(Page transcription dataset items)
········

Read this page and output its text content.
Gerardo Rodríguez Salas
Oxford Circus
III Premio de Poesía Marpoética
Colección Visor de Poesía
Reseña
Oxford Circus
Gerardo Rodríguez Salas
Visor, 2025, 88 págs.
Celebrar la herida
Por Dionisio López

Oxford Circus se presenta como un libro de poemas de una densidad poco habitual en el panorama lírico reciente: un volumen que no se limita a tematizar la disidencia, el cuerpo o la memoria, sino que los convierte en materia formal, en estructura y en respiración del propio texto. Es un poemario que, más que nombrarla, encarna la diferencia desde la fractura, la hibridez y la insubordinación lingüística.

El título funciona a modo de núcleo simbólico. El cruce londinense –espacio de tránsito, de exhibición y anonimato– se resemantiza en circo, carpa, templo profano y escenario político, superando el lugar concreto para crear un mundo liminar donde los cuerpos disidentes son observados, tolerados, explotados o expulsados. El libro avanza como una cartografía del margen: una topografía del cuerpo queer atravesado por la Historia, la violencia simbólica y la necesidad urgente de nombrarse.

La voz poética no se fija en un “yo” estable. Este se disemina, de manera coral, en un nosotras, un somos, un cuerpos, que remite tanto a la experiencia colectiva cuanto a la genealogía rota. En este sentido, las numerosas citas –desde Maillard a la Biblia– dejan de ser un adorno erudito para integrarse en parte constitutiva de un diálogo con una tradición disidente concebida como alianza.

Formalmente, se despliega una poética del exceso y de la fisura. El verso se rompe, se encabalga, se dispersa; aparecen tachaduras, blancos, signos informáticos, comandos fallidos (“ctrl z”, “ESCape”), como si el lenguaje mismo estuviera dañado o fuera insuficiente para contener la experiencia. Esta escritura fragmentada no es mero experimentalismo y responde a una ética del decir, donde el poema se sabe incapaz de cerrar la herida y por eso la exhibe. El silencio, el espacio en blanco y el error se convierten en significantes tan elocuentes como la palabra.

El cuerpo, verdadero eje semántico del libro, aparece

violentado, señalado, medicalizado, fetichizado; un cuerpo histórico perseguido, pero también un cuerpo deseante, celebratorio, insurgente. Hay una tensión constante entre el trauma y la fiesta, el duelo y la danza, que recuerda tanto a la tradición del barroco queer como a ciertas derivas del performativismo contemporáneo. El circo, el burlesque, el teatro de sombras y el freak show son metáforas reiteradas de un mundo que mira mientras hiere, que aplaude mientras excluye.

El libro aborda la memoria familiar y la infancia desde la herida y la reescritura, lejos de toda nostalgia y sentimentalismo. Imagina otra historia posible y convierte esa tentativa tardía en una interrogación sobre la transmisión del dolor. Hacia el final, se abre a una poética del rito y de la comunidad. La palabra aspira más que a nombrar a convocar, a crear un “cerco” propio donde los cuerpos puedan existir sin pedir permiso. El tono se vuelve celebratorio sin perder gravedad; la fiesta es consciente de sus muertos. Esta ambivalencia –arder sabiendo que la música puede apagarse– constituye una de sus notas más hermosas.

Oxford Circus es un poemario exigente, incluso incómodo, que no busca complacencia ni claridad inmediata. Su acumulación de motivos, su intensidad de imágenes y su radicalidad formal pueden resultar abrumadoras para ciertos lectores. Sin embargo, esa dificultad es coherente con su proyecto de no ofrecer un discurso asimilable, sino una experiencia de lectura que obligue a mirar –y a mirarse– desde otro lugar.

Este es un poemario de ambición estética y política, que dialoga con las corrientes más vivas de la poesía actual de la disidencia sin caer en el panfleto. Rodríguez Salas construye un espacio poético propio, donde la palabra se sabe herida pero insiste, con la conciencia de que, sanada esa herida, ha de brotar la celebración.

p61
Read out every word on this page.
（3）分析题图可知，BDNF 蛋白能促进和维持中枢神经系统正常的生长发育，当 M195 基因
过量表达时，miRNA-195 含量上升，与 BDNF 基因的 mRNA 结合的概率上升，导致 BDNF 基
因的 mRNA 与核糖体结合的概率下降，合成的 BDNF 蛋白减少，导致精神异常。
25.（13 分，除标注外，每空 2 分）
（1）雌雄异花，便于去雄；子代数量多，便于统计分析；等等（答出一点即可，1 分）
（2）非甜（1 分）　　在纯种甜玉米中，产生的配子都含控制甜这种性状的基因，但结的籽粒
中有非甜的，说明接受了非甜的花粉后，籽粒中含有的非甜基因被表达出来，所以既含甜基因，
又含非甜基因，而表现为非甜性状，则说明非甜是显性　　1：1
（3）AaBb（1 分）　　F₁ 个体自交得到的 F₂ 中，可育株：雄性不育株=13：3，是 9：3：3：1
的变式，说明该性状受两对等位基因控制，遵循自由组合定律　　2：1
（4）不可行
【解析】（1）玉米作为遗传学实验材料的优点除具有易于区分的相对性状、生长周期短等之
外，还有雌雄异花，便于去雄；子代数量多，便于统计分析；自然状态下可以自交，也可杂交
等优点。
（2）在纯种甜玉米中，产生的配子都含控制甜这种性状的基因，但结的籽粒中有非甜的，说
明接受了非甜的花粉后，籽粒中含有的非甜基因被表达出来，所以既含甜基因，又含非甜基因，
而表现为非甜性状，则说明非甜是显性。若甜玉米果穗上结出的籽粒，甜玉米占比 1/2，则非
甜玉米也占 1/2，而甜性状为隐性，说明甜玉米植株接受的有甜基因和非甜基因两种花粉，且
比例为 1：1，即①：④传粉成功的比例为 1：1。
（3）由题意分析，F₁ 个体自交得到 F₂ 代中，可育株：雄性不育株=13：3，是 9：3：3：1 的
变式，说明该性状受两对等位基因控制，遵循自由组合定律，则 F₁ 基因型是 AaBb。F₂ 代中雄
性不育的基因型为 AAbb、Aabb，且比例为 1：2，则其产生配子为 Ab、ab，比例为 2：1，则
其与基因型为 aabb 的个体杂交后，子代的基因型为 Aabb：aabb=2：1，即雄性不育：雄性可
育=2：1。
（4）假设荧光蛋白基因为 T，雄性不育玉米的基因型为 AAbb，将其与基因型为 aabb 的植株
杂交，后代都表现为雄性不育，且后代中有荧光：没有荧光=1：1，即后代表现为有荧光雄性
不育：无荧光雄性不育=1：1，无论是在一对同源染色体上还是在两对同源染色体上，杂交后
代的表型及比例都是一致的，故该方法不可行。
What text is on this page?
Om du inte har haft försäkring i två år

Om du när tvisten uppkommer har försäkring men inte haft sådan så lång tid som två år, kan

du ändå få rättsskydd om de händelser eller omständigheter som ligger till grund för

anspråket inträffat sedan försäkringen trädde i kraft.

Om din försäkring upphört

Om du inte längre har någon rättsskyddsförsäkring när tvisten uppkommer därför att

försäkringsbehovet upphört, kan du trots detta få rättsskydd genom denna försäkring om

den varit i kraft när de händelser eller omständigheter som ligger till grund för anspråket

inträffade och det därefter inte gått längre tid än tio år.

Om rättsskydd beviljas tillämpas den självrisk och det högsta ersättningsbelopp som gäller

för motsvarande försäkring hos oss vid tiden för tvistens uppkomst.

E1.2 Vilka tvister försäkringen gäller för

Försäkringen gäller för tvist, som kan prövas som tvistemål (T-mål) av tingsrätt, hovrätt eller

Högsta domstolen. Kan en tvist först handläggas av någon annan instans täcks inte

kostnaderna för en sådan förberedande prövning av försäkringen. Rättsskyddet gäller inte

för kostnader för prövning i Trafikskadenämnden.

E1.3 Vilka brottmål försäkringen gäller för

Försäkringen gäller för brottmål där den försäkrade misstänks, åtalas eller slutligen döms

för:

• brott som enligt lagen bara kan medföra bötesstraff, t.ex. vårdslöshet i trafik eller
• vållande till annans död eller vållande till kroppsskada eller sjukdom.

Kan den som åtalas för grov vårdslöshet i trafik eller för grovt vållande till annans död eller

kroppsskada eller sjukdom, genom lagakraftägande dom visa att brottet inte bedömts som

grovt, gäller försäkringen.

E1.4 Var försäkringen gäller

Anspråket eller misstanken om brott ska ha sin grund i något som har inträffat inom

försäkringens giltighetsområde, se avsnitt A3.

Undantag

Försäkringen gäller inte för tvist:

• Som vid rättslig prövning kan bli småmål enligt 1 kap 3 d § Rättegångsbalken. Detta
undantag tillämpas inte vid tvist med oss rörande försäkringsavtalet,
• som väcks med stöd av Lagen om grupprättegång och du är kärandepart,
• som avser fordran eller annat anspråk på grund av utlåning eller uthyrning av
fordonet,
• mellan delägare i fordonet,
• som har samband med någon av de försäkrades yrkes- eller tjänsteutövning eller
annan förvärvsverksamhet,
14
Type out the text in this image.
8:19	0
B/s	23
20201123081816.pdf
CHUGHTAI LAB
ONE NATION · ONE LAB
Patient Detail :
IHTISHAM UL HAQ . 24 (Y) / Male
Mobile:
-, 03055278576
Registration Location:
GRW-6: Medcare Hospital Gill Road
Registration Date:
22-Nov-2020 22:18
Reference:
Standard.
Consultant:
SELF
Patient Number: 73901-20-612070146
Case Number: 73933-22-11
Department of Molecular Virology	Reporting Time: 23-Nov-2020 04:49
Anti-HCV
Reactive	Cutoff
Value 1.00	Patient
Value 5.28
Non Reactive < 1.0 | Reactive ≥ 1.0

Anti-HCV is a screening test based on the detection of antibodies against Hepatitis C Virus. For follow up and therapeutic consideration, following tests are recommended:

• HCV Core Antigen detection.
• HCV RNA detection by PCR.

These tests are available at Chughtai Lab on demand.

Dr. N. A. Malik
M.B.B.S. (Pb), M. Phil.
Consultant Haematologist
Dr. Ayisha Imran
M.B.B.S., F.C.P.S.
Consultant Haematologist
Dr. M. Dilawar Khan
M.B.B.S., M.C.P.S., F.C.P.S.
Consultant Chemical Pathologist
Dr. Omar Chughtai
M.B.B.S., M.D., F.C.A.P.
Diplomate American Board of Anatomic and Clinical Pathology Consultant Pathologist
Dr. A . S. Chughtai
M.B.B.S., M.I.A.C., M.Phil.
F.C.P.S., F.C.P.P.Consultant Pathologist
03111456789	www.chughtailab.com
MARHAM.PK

········

> Problem to work on
Which lines above carry the string "Este"? Copy those lines.

> Solved problem
La voz poética no se fija en un “yo” estable. Este se disemina, de manera coral, en un nosotras, un somos, un cuerpos, que remite tanto a la experiencia colectiva cuanto a la genealogía rota. En este sentido, las numerosas citas –desde Maillard a la Biblia– dejan de ser un adorno erudito para integrarse en parte constitutiva de un diálogo con una tradición disidente concebida como alianza.
Este es un poemario de ambición estética y política, que dialoga con las corrientes más vivas de la poesía actual de la disidencia sin caer en el panfleto. Rodríguez Salas construye un espacio poético propio, donde la palabra se sabe herida pero insiste, con la conciencia de que, sanada esa herida, ha de brotar la celebración.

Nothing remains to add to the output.